== Document extract ==
The same can be done for the storefront (website) index, here is an example:

oro_website_search:
    engine_parameters:
        index:
            prefix: '%website_search_engine_index_prefix%'
            body:
                settings:
                    "analysis":
                        "char_filter":
                            "cleanup_characters":
                                "type": "mapping"
                                "mappings":
                                    - "- => "
                                    - "— => "
                                    - "_ => "
                                    - ". => "
                                    - "/ => "
                                    - "\\\\ => "
                                    - ": => "
                                    - "; => "
                                    - "! => "
                                    - "' => "
                                    - "` => "
                                    - "\" => "
                        "filter":
                            "english_stop":
                                "type": "stop"
                                "stopwords": "_english_"
                            "acme_stop":
                                "type": "stop"
                                "stopwords": [sea, acme, acmes, ocean, grain, sel]
                            "substring":
                                "type": "edgeNGram"
                                "min_gram": "1"
                                "max_gram": "100"
                            "acme_synonym":
                                "type": "synonym"
===
== Raw records ==
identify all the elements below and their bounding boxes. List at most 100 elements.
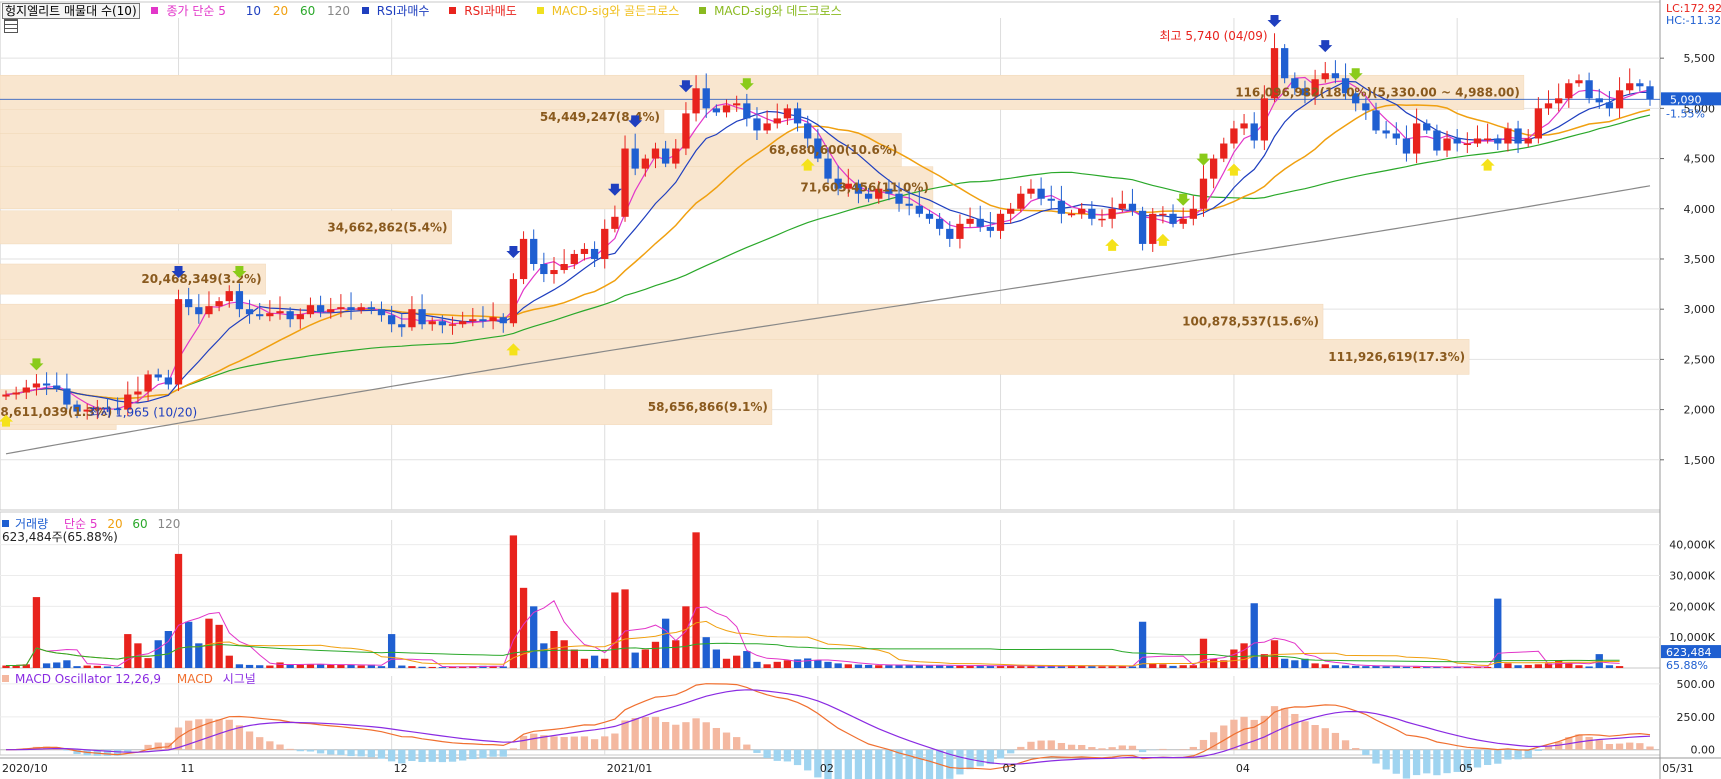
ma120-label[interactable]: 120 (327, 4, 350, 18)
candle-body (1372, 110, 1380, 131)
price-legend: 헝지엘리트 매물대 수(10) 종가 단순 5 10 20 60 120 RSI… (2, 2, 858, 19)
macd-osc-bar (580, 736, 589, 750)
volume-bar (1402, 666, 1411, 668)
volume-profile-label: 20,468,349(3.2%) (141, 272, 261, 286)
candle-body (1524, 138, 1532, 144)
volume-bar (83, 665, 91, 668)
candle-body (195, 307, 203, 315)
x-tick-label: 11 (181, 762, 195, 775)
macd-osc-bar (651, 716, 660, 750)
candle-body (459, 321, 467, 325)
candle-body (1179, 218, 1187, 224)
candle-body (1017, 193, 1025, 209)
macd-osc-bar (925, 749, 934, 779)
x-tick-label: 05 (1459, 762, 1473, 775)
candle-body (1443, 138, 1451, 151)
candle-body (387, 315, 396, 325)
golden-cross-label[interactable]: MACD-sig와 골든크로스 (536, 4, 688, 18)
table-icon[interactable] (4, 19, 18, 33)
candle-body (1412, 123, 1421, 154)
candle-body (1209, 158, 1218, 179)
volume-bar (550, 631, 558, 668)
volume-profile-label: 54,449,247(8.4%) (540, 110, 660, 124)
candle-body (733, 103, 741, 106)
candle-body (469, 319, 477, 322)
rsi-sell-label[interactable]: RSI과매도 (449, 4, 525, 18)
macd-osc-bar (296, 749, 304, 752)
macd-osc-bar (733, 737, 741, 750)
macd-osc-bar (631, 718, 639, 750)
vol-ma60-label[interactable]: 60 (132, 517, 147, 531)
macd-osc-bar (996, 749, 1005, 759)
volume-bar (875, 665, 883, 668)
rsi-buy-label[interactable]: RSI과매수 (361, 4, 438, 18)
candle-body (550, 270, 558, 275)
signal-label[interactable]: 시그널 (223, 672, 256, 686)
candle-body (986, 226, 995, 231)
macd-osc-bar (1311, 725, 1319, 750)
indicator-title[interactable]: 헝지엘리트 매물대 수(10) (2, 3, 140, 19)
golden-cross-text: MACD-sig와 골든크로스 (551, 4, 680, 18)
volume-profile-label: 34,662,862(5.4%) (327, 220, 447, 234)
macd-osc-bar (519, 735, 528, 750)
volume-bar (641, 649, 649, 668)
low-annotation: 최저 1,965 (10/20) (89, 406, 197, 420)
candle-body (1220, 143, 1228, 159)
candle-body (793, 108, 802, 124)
===
▶ Written request 1: In the storefront index configuration, which stopwords does the acme_stop filter list?
▶ Written request 2: Carry on the storefront index configuration past its last line.
The listing is not needed for this work.

▶ Written response 1: sea, acme, acmes, ocean, grain, and sel

▶ Written response 2:
                                "synonyms":
                                    - "jurassic acme => ancient" # real synonyms are dumped from DB
                        "analyzer":
                            "fulltext_search_analyzer":
                                "filter":
                                    - "lowercase"
                                    - "acme_synonym"
                                    - "english_stop"
                                    - "acme_stop"
                                    - "unique"
                                "char_filter":
                                    - "cleanup_characters"
                                "tokenizer": "whitespace"
                            "fulltext_index_analyzer":
                                "filter":
                                    - "lowercase"
                                    - "acme_synonym"
                                    - "english_stop"
                                    - "acme_stop"
                                    - "substring"
                                    - "unique"
                                "char_filter":
                                    - "html_strip"
                                    - "cleanup_characters"
                                "tokenizer": "whitespace"